Set problem:
Work through the entries below and report how many lines include "footnote". The number alone is the answer.

## Start Supplied material

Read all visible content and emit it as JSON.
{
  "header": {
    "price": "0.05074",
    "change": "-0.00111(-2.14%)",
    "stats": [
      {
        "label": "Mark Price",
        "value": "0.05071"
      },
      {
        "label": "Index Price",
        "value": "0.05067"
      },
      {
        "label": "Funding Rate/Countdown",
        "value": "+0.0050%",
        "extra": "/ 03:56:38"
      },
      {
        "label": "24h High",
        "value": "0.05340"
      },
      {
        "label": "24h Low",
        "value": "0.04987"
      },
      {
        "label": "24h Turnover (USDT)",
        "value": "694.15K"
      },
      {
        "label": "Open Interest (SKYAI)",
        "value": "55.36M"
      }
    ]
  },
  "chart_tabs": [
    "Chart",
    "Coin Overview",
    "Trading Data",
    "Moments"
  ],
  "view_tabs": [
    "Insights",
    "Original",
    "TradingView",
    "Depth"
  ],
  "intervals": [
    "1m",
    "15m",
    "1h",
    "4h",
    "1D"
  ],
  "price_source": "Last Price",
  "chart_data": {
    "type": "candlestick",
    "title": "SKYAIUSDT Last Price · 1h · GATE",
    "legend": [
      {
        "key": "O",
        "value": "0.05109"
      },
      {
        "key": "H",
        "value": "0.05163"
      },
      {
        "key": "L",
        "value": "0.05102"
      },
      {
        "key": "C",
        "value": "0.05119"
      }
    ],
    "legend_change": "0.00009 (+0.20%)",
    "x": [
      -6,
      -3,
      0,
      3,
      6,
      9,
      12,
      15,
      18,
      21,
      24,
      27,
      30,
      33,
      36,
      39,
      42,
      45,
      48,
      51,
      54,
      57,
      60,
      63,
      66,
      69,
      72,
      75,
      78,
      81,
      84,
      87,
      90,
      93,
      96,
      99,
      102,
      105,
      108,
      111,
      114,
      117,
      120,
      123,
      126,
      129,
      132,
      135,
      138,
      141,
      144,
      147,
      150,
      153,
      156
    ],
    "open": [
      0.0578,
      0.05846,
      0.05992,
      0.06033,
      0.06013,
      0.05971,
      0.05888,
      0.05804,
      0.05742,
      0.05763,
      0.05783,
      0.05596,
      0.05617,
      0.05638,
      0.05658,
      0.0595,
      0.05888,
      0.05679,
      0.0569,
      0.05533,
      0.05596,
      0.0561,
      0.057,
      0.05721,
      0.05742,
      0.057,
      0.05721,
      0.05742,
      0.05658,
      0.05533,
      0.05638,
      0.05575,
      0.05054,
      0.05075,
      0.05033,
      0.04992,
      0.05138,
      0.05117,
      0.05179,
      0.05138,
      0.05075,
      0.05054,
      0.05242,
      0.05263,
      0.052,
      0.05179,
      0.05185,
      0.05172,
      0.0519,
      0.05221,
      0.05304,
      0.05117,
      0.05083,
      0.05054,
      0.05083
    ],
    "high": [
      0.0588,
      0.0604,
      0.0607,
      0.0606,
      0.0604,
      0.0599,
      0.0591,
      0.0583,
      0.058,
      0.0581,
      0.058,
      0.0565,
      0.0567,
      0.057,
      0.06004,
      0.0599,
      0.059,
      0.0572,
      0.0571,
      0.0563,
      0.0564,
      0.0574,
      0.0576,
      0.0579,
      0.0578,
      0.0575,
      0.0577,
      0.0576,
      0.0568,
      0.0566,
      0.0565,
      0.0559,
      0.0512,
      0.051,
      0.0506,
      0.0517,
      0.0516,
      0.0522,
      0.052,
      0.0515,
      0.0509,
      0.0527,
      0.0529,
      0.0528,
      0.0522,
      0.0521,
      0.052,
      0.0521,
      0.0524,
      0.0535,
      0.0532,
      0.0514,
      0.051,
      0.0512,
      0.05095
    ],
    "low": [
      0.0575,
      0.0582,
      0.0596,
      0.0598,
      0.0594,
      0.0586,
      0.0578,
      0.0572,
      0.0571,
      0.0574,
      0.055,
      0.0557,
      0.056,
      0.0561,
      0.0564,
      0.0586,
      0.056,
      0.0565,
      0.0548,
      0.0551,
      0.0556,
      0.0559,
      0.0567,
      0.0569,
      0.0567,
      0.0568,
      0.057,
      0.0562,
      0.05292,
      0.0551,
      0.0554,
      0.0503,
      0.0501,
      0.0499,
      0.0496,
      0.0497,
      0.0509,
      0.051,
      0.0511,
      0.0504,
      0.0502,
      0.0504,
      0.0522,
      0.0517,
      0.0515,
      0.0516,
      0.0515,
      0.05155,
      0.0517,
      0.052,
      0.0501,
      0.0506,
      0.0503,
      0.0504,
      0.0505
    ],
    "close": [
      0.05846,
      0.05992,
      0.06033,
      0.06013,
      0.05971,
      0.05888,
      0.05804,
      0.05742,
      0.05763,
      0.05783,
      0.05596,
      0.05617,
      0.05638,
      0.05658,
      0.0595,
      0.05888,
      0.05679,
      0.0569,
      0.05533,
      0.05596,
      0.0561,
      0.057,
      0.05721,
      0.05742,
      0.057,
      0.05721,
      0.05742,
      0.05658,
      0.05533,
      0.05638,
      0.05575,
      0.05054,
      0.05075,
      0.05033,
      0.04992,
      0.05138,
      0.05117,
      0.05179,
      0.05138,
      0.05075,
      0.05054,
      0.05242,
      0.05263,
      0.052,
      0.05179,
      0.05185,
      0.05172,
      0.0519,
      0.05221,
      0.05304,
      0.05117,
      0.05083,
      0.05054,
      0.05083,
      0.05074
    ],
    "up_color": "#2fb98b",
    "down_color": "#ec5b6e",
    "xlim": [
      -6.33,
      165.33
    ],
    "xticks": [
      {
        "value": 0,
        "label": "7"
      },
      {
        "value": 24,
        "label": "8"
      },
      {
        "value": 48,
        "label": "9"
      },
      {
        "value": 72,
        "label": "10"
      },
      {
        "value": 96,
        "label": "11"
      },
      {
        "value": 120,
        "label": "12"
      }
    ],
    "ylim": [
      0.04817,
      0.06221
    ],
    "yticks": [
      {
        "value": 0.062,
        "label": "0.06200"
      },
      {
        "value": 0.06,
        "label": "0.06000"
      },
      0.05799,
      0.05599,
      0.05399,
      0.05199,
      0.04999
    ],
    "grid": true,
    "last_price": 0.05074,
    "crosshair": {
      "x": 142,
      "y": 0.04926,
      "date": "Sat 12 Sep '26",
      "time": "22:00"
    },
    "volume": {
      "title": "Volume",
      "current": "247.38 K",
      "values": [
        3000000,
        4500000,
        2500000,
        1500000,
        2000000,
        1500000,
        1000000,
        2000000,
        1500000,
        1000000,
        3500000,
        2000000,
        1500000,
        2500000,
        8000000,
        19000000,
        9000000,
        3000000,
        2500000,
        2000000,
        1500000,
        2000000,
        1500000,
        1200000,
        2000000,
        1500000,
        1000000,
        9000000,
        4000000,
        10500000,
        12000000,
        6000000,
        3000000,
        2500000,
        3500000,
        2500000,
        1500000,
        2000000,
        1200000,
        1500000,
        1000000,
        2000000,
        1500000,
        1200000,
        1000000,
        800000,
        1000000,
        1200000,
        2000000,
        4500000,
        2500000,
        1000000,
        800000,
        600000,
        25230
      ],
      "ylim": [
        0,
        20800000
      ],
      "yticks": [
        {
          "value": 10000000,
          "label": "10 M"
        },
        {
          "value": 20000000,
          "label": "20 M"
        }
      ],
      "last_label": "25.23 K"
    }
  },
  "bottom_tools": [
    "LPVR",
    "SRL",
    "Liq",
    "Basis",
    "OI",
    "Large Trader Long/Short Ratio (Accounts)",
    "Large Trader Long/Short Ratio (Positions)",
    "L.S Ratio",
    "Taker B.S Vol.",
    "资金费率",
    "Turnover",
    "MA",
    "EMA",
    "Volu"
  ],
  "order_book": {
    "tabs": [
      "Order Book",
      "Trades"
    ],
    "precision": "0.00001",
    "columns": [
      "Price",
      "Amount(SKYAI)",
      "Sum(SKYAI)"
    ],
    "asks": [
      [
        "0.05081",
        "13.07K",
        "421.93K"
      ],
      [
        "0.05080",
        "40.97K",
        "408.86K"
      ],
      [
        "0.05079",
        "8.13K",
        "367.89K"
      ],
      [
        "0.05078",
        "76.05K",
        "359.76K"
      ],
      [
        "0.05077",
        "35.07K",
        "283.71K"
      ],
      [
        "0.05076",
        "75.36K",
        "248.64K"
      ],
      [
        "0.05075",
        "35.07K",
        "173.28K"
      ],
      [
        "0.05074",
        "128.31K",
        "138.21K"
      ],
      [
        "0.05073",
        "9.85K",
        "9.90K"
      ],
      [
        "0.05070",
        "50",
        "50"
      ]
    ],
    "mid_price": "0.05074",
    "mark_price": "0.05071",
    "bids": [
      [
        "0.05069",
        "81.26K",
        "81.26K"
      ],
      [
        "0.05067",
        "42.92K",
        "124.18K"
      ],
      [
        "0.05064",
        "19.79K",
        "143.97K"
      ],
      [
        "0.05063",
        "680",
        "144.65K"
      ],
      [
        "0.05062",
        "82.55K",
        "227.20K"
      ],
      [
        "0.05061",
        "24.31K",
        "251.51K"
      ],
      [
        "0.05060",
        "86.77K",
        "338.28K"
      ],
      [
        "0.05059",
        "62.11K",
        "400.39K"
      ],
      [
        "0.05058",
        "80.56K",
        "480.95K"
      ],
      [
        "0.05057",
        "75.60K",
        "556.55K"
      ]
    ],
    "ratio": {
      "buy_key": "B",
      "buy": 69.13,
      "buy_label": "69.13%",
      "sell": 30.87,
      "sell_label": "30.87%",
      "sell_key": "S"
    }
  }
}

## End Supplied material
## Start Supplied material

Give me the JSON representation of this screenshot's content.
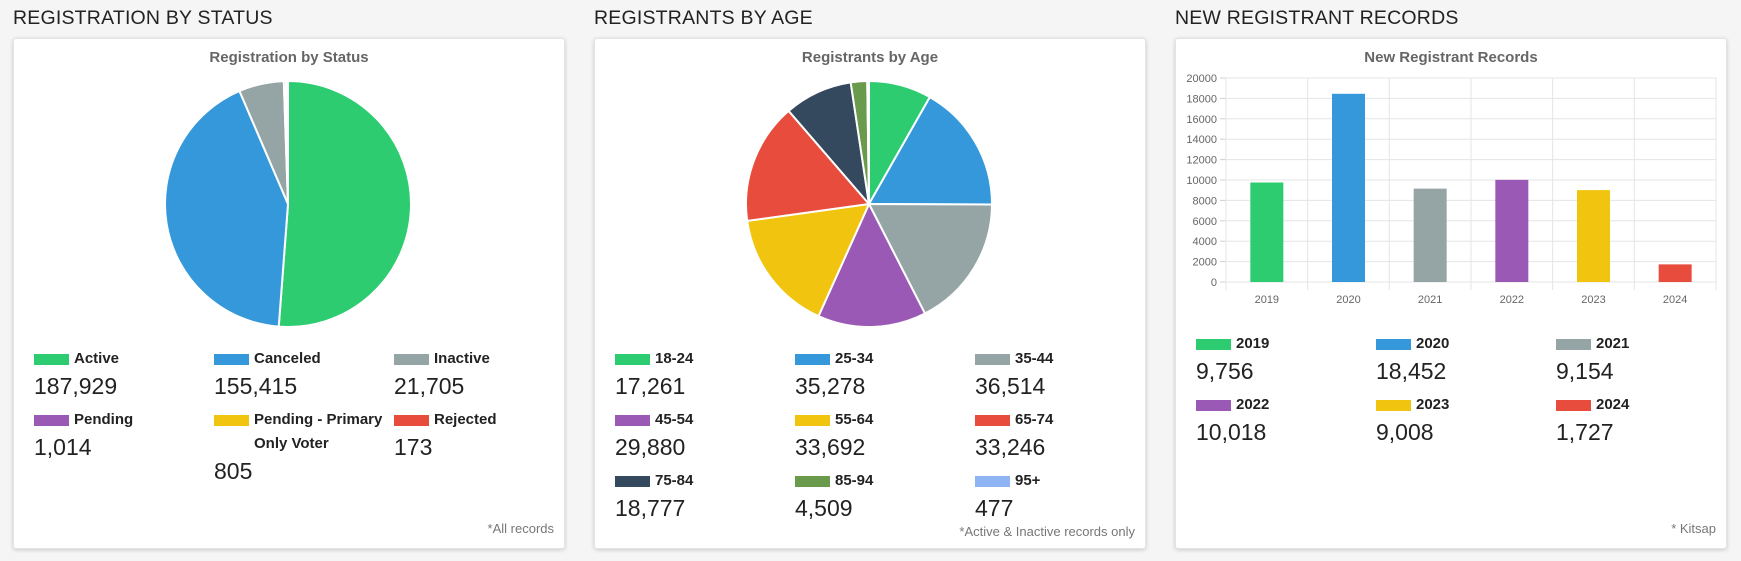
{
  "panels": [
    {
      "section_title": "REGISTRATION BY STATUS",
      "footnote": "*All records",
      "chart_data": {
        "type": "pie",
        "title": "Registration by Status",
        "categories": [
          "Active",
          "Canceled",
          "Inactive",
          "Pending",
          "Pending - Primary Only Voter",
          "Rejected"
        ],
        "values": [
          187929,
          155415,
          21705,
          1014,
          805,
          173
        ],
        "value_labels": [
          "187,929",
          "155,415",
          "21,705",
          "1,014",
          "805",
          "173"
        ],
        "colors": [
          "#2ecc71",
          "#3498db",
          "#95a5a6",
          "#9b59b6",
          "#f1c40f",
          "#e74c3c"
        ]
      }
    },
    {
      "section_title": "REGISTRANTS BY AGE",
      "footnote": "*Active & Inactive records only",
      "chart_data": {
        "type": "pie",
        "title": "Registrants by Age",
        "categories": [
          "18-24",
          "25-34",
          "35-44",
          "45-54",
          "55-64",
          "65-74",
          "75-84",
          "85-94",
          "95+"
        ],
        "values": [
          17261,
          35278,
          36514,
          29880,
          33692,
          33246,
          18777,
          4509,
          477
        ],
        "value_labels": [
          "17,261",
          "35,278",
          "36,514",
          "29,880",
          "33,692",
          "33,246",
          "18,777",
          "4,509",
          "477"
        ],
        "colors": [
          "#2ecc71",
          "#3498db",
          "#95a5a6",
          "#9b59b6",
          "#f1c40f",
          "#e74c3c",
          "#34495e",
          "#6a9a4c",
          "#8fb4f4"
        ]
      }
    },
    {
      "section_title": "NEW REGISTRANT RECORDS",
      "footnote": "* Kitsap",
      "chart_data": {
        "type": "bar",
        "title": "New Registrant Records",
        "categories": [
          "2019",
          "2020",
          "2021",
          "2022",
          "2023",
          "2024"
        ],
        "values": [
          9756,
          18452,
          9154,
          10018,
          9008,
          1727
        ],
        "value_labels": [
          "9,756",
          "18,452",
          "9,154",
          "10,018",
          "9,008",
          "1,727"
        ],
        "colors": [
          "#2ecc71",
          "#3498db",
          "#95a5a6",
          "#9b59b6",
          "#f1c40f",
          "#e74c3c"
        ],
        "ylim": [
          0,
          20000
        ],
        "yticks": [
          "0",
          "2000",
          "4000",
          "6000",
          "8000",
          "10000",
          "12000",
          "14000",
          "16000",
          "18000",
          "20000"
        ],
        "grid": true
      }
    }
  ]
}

## End Supplied material

Full solution:
3